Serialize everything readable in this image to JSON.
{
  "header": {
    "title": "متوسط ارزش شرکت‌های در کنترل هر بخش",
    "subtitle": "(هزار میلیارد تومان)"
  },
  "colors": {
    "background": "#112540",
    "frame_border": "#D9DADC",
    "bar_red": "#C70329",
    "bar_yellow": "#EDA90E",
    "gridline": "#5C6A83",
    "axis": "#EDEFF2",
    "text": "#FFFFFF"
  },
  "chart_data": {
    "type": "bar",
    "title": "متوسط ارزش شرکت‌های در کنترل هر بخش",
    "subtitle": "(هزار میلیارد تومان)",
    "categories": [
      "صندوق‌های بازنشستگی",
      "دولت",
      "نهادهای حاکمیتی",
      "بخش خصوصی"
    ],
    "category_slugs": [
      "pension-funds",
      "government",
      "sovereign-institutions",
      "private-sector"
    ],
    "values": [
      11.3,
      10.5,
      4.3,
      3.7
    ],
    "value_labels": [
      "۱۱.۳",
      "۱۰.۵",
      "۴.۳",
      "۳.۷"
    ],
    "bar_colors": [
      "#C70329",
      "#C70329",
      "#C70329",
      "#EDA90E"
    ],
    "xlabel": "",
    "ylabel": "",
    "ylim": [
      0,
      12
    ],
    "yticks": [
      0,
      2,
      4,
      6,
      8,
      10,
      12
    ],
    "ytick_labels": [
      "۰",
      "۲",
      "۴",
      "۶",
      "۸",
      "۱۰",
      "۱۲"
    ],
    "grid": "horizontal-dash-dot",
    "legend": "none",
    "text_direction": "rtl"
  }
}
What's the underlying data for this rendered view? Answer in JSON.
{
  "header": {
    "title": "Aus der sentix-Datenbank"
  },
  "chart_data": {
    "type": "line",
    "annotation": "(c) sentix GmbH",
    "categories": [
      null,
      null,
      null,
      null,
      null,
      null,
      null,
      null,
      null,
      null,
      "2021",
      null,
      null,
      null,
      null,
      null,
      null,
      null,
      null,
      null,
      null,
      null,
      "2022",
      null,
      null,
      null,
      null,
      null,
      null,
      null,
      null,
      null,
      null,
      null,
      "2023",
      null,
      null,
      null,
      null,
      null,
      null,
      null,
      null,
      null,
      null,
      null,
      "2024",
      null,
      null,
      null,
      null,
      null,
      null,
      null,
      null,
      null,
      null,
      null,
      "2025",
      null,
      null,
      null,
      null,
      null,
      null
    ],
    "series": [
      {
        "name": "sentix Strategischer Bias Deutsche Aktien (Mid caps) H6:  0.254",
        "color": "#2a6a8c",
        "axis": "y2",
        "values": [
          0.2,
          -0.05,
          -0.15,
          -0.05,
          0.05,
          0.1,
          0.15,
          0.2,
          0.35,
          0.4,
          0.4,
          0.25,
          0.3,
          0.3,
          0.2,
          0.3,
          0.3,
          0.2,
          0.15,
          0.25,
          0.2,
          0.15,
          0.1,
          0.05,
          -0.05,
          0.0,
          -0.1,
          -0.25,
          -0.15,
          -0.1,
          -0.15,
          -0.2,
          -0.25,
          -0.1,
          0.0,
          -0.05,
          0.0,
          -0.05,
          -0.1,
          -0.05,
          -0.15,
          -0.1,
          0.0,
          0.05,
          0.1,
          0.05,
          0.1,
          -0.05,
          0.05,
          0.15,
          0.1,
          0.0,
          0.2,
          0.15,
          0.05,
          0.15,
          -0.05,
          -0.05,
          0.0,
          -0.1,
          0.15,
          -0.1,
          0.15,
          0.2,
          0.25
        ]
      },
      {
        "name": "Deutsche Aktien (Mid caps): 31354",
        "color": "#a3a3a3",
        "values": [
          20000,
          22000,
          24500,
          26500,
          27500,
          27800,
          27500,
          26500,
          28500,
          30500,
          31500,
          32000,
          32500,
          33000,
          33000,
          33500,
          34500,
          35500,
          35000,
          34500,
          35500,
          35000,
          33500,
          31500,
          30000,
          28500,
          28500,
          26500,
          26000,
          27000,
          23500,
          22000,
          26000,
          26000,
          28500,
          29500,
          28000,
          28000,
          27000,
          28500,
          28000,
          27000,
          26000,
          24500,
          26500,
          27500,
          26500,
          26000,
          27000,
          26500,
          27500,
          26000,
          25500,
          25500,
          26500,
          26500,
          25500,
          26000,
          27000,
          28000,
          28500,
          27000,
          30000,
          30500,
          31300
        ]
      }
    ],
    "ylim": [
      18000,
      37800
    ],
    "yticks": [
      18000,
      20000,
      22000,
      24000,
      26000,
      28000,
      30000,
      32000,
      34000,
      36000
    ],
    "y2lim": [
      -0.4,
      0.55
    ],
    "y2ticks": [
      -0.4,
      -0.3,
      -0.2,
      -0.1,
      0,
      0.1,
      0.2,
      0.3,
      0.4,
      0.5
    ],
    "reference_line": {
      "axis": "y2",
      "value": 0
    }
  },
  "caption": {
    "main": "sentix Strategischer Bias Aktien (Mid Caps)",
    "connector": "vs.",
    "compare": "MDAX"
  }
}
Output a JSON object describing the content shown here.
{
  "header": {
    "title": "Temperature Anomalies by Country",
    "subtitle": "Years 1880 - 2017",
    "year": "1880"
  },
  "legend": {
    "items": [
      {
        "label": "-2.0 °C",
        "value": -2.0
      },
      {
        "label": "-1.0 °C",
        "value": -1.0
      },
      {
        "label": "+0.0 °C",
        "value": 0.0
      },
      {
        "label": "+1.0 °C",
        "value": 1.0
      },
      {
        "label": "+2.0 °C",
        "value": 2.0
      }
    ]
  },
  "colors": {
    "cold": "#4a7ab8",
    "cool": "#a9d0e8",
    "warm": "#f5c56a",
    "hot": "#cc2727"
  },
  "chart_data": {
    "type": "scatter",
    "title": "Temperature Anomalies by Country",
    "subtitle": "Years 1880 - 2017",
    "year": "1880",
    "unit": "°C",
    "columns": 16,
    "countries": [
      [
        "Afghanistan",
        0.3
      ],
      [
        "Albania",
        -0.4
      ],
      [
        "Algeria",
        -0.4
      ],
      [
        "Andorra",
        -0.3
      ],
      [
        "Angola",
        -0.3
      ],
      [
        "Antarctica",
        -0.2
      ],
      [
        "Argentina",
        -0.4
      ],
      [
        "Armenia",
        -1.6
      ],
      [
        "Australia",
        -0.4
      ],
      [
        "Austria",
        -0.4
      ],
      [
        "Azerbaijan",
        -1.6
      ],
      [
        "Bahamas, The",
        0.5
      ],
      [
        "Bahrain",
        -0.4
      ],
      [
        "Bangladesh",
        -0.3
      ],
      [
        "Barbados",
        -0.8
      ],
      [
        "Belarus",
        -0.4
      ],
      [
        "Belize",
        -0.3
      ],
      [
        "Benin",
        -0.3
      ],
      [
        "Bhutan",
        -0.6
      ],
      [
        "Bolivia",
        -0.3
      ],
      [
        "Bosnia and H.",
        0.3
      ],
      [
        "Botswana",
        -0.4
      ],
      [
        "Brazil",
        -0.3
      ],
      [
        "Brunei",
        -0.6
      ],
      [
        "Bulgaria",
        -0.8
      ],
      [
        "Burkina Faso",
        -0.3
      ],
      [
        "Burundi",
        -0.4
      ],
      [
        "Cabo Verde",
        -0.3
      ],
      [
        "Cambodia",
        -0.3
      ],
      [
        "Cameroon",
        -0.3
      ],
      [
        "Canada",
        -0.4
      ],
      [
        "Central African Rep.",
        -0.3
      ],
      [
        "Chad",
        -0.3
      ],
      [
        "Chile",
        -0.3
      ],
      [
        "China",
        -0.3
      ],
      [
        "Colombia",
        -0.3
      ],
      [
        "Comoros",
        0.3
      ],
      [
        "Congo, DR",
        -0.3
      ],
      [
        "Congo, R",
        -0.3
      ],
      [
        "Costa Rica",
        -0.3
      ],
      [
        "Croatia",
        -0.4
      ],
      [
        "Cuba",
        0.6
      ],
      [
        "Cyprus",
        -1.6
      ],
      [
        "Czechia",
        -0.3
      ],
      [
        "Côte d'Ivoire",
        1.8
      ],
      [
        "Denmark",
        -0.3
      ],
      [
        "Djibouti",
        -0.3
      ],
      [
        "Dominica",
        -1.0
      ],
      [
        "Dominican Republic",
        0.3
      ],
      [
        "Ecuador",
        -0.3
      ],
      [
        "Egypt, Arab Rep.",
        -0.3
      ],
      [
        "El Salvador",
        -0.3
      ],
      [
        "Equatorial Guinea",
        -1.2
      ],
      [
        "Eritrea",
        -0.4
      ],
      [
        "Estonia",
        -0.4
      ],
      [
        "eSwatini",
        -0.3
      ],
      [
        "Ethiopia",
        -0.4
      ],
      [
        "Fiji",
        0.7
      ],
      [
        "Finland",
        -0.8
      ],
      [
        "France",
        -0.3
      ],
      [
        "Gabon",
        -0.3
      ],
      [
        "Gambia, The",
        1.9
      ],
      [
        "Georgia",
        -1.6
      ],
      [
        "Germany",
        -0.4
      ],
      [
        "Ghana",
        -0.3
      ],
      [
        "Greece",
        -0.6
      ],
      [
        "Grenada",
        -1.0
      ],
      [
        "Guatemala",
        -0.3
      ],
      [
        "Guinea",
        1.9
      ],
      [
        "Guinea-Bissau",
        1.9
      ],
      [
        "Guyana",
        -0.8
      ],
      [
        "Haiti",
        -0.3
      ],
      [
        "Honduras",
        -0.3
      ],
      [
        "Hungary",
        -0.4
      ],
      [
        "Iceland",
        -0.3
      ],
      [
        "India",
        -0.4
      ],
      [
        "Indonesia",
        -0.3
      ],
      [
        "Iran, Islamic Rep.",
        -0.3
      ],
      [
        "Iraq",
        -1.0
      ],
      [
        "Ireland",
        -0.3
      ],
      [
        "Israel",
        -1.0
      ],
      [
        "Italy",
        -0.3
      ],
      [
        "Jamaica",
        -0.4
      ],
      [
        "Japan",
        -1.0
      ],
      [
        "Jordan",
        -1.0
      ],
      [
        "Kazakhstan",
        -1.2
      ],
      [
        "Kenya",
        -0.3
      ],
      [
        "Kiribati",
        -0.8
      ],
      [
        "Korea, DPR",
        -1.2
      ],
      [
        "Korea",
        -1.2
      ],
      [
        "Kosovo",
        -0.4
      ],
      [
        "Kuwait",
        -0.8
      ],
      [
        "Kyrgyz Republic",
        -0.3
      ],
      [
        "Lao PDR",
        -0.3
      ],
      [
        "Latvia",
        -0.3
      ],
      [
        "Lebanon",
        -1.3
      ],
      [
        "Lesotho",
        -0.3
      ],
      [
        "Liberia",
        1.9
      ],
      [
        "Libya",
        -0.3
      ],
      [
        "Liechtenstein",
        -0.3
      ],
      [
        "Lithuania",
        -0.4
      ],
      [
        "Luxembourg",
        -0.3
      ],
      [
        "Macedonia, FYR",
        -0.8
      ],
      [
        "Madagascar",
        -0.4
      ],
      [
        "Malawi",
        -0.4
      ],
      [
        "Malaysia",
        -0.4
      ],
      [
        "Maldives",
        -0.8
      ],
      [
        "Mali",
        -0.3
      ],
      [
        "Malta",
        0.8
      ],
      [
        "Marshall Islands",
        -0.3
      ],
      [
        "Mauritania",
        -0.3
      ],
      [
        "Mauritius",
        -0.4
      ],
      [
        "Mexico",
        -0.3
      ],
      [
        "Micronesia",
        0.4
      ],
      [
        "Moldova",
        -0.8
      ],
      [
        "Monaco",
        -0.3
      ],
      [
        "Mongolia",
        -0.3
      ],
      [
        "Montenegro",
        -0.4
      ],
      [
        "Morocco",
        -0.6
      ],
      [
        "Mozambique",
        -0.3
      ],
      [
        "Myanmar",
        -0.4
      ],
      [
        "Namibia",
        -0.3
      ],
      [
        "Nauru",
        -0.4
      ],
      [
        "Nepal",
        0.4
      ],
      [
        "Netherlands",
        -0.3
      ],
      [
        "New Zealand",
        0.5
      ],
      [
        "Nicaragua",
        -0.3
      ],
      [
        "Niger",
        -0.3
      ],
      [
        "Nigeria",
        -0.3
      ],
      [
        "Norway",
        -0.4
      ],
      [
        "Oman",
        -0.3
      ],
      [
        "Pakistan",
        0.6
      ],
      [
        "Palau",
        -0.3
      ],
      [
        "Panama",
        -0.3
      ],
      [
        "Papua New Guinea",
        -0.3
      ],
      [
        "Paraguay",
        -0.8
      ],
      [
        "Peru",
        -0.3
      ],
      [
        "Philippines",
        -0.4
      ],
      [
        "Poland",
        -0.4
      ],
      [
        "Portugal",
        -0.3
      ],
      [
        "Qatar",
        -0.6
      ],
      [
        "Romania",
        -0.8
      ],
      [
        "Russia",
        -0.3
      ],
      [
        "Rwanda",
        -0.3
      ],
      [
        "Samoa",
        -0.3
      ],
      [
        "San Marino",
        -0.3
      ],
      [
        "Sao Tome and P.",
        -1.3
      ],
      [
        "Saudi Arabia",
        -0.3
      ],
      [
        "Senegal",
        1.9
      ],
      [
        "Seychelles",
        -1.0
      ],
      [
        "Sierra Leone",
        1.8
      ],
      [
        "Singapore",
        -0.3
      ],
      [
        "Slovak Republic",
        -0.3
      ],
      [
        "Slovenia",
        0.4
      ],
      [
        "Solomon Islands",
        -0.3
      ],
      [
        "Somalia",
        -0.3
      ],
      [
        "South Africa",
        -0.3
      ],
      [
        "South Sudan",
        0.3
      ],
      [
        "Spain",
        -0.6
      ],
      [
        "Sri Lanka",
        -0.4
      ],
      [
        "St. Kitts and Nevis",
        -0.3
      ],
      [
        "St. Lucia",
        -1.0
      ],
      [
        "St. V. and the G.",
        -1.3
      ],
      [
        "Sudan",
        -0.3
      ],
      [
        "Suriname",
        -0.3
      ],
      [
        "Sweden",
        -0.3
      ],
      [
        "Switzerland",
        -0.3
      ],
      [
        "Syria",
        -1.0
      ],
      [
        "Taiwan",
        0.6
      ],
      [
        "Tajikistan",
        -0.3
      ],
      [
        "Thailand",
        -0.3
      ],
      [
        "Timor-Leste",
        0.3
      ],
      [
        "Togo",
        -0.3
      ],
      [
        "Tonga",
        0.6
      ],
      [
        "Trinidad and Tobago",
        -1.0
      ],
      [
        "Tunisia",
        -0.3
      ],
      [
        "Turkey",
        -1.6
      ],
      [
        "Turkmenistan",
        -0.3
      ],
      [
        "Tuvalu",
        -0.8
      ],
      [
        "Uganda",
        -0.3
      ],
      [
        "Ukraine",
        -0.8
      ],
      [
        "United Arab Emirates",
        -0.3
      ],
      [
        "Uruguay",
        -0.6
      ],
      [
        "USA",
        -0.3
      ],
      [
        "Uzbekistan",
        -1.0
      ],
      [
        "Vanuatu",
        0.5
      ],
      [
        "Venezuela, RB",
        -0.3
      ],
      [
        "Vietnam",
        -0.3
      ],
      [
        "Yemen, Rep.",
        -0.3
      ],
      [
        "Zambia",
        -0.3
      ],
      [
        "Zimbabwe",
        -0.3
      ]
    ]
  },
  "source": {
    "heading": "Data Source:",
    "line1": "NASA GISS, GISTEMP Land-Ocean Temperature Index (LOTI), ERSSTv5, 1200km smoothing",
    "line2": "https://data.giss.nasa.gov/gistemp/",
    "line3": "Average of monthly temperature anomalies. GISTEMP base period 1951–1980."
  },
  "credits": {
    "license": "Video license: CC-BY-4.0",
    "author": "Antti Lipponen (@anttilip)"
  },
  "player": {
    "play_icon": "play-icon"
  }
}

**********

- [STATED TASK]
Copy each line of the listing in which the word "Guinea" can be found.

- [ANSWER TO THE TASK]
        "Equatorial Guinea",
        "Guinea",
        "Guinea-Bissau",
        "Papua New Guinea",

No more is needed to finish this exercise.